Prompt >> Present every line in which the string "document" appears.

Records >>
****************************************

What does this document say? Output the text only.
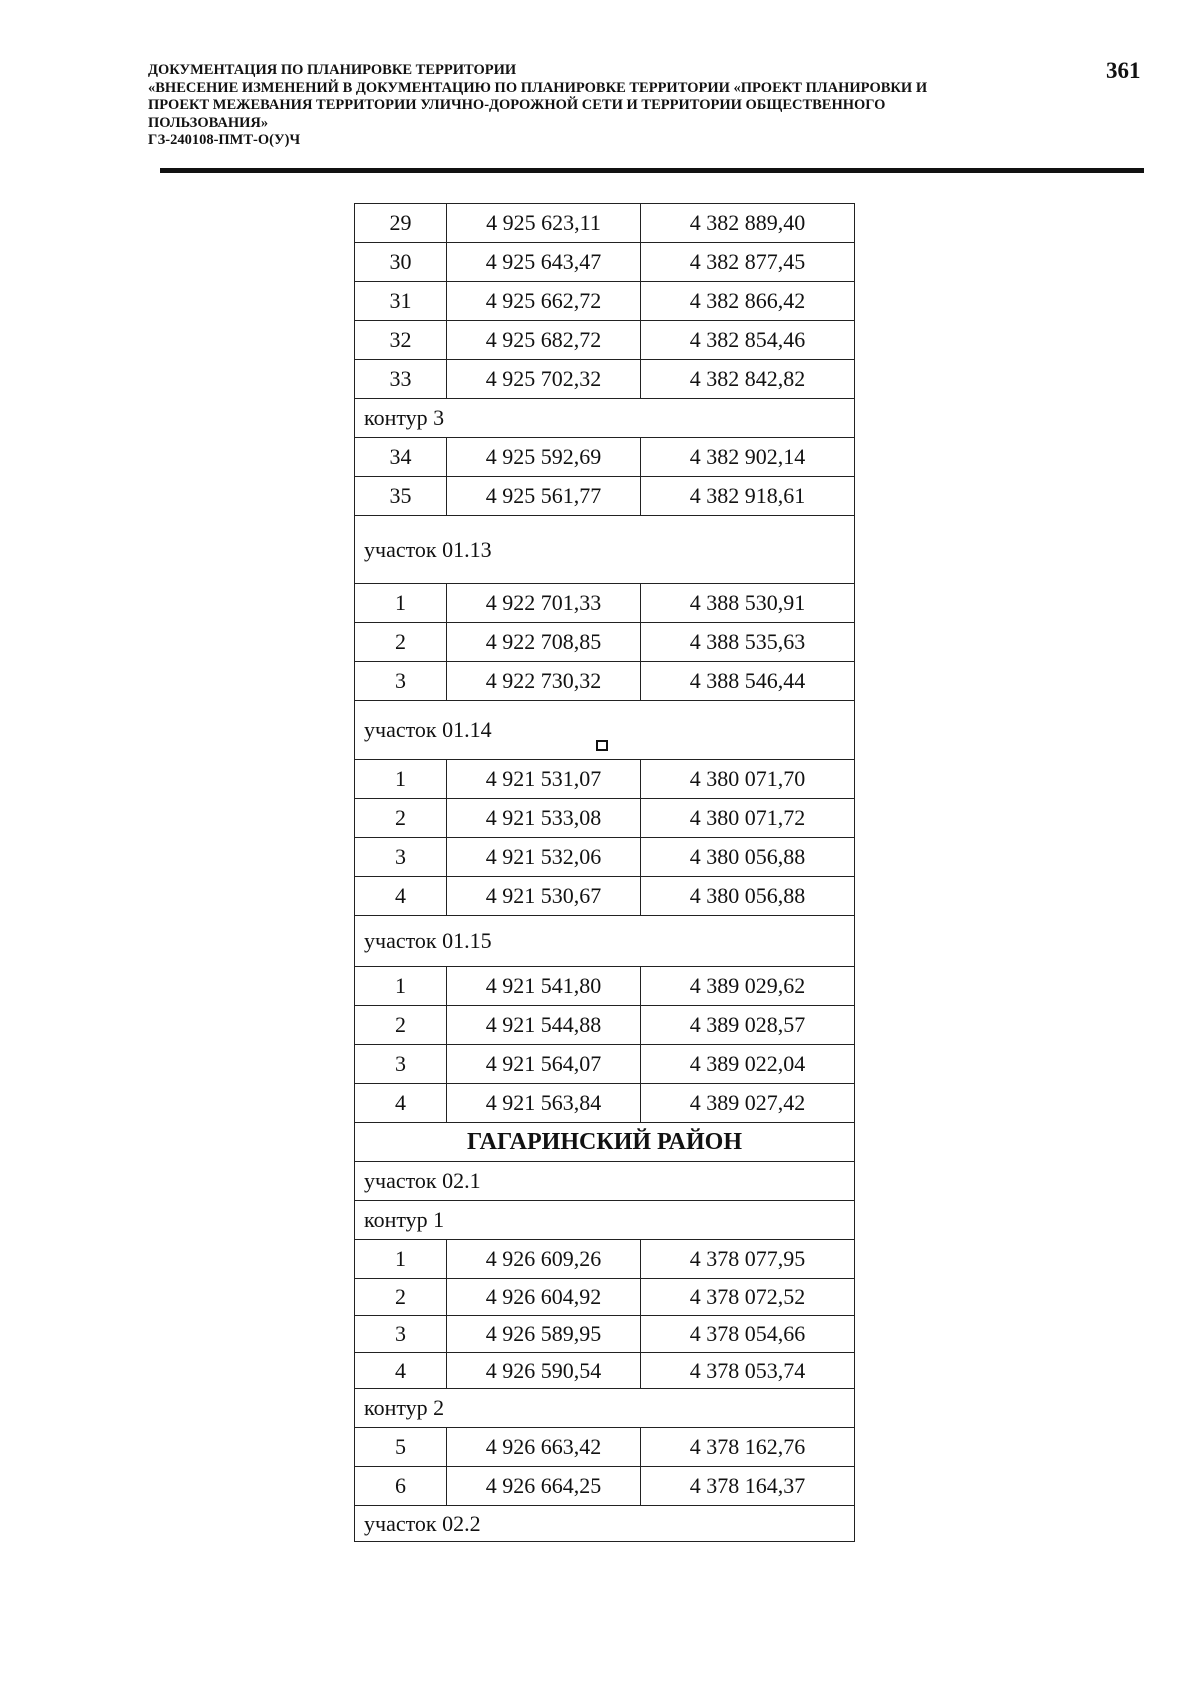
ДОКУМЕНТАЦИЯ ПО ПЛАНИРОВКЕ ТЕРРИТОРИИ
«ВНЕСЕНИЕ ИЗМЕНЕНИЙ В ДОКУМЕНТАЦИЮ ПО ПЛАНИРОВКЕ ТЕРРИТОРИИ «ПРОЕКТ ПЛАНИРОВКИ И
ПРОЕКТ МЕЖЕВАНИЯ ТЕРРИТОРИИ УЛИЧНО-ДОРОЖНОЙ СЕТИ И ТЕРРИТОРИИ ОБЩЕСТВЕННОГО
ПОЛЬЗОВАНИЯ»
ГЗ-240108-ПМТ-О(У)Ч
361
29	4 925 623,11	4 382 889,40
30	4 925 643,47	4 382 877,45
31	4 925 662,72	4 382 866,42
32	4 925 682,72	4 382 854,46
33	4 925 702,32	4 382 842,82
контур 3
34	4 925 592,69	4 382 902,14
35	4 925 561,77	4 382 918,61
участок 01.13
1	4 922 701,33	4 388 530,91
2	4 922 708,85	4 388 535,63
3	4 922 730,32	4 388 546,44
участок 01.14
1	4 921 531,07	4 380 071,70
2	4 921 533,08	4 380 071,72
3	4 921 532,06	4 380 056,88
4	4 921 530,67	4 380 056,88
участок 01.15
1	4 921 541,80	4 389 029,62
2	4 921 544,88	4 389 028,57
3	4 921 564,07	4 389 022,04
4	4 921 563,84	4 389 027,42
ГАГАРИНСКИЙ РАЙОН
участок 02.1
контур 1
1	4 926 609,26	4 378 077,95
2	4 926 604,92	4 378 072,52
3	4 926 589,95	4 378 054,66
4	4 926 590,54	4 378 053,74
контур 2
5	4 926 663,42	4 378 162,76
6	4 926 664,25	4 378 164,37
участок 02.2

****************************************

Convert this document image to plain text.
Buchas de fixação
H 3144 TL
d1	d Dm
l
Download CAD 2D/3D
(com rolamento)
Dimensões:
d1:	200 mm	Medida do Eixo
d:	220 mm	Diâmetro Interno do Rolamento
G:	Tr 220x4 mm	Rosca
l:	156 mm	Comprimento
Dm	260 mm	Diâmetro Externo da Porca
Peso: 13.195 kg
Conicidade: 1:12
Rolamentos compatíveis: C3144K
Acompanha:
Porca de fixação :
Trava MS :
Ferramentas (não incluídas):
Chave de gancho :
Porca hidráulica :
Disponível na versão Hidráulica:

****************************************

Correct response >>
What does this document say? Output the text only.
Convert this document image to plain text.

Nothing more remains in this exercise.